Source records
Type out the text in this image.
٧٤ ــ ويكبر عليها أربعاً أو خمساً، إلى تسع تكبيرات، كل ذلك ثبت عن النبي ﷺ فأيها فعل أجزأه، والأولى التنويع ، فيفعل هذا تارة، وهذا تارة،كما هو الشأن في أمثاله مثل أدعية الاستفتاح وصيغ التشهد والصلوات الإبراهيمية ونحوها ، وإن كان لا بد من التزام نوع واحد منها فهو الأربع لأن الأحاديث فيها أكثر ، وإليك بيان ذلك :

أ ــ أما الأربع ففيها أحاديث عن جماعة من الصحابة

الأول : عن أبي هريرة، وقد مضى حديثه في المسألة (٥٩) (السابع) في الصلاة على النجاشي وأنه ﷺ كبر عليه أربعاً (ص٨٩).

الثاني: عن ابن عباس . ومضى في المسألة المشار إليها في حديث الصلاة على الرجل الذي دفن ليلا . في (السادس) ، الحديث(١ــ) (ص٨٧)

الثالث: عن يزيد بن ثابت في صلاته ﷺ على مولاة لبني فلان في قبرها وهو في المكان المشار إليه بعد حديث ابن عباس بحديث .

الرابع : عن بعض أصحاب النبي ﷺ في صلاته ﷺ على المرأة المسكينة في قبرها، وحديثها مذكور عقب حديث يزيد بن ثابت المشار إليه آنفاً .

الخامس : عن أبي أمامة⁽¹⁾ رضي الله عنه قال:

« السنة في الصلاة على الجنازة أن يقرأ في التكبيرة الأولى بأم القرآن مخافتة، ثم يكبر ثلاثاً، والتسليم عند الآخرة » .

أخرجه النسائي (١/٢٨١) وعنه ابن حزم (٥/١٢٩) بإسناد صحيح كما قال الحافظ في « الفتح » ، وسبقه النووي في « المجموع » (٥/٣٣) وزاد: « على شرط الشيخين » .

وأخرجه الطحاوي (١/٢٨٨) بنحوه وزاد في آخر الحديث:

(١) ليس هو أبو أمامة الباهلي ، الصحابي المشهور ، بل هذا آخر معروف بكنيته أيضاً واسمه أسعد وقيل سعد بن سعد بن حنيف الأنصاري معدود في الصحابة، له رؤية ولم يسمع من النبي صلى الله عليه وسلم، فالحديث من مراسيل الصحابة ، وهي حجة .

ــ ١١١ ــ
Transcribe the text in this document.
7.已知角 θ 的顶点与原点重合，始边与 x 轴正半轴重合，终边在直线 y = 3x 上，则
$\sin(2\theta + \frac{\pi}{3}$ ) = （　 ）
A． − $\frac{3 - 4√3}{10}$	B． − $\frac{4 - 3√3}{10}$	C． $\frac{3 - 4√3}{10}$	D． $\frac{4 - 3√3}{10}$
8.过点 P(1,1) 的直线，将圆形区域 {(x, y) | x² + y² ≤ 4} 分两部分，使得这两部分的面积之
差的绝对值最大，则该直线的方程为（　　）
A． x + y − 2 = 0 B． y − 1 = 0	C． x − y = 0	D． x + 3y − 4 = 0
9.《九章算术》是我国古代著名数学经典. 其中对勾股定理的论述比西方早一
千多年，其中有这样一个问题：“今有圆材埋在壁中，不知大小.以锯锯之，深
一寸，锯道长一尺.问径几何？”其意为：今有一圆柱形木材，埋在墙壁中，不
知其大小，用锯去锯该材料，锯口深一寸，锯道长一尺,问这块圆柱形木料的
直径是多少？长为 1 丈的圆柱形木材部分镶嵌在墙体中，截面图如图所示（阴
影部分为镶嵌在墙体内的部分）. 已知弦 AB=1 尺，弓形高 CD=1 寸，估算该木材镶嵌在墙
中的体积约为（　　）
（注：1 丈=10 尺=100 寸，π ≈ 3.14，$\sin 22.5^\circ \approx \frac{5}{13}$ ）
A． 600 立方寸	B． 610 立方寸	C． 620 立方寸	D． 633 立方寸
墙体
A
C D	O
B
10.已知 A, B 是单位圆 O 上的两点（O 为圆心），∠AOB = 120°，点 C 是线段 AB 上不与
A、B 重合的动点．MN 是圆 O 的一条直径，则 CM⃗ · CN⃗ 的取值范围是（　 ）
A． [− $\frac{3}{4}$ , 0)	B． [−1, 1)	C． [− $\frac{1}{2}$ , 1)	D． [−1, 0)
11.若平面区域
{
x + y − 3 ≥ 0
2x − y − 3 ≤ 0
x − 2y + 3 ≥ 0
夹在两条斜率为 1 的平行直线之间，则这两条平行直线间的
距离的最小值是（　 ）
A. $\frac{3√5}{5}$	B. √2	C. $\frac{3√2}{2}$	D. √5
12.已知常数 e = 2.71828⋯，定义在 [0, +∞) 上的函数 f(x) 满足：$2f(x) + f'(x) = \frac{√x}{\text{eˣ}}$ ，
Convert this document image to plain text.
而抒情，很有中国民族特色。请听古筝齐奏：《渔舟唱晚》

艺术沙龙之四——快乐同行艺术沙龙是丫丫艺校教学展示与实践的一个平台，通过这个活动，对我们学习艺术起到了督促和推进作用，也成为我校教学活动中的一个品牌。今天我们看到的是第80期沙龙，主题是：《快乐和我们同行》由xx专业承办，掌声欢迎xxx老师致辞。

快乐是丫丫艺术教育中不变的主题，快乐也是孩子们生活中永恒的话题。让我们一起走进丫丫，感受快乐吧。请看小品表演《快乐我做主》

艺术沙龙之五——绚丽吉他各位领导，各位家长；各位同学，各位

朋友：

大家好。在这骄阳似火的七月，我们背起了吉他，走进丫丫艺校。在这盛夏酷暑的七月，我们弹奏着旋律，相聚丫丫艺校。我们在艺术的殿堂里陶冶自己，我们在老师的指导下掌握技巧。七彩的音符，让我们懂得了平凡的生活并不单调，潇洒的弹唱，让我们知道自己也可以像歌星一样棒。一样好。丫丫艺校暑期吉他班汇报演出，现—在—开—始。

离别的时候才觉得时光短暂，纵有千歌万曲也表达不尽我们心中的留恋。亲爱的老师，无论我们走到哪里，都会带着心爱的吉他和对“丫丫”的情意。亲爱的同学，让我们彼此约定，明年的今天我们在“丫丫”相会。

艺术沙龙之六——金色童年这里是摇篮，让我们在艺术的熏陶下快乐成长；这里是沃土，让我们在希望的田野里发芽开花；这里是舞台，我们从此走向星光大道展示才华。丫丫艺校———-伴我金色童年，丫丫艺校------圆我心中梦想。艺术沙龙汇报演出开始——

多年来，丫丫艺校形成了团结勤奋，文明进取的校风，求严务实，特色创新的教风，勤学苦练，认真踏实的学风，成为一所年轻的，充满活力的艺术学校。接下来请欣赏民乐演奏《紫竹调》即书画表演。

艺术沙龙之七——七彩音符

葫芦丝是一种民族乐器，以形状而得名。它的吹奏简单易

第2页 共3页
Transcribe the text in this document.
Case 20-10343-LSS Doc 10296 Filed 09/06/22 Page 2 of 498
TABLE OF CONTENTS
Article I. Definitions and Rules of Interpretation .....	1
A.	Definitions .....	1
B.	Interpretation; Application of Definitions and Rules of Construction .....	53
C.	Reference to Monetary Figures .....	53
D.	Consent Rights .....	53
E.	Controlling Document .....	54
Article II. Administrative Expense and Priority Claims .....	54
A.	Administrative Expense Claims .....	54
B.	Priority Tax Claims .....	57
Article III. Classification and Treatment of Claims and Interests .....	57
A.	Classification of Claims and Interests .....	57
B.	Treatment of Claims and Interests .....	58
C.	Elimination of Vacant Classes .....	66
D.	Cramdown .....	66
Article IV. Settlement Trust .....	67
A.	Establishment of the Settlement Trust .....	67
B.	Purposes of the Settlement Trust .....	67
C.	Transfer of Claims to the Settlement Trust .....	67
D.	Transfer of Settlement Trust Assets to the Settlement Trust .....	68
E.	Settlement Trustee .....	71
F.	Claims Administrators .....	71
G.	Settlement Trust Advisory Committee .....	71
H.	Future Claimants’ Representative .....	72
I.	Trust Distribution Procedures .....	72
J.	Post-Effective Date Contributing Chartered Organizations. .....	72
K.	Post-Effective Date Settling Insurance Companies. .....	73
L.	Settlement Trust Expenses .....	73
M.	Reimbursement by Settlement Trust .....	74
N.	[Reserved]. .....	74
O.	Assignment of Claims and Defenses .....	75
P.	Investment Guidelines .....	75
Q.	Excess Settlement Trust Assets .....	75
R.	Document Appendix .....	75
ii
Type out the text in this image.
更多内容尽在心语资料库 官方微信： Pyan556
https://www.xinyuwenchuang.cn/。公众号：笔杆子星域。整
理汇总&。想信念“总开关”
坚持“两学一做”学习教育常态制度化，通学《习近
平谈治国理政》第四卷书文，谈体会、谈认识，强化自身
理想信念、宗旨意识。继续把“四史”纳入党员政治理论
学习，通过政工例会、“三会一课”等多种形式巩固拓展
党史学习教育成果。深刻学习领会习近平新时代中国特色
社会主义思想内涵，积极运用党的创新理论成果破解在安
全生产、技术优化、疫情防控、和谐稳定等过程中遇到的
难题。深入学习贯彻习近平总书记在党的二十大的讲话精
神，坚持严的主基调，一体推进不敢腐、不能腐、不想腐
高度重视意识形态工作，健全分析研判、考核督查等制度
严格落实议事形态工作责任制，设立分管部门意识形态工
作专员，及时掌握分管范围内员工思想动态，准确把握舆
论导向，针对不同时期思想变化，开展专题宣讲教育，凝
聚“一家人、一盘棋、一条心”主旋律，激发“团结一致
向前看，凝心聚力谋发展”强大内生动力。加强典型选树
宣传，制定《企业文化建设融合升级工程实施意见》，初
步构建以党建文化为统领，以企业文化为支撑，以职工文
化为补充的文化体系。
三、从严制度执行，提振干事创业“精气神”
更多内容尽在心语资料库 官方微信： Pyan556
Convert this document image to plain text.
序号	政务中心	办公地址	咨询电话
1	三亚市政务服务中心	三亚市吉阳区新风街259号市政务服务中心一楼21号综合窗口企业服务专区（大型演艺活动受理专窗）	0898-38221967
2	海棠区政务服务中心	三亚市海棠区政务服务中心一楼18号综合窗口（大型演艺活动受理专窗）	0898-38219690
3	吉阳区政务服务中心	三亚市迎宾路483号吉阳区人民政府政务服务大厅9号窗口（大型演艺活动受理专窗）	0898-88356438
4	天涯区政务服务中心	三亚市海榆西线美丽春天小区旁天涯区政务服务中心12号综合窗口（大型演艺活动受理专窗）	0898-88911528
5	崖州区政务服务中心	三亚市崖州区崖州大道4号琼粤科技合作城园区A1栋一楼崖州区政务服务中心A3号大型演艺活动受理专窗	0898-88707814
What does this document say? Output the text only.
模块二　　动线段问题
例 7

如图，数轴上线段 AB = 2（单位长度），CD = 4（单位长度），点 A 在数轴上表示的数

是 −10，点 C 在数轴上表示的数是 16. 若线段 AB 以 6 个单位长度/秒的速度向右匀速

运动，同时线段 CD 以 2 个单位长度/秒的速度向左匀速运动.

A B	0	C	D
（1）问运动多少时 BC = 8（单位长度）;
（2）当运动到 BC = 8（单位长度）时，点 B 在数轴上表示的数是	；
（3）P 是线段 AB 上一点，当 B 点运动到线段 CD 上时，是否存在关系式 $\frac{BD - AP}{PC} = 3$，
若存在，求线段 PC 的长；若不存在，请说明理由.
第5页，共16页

PROBLEM TO SOLVE: For each line of the listing that holds the word "Claims", show that line.

RESPONSE BELOW:
Article II. Administrative Expense and Priority Claims .....	54
A.	Administrative Expense Claims .....	54
B.	Priority Tax Claims .....	57
Article III. Classification and Treatment of Claims and Interests .....	57
A.	Classification of Claims and Interests .....	57
B.	Treatment of Claims and Interests .....	58
C.	Transfer of Claims to the Settlement Trust .....	67
F.	Claims Administrators .....	71
O.	Assignment of Claims and Defenses .....	75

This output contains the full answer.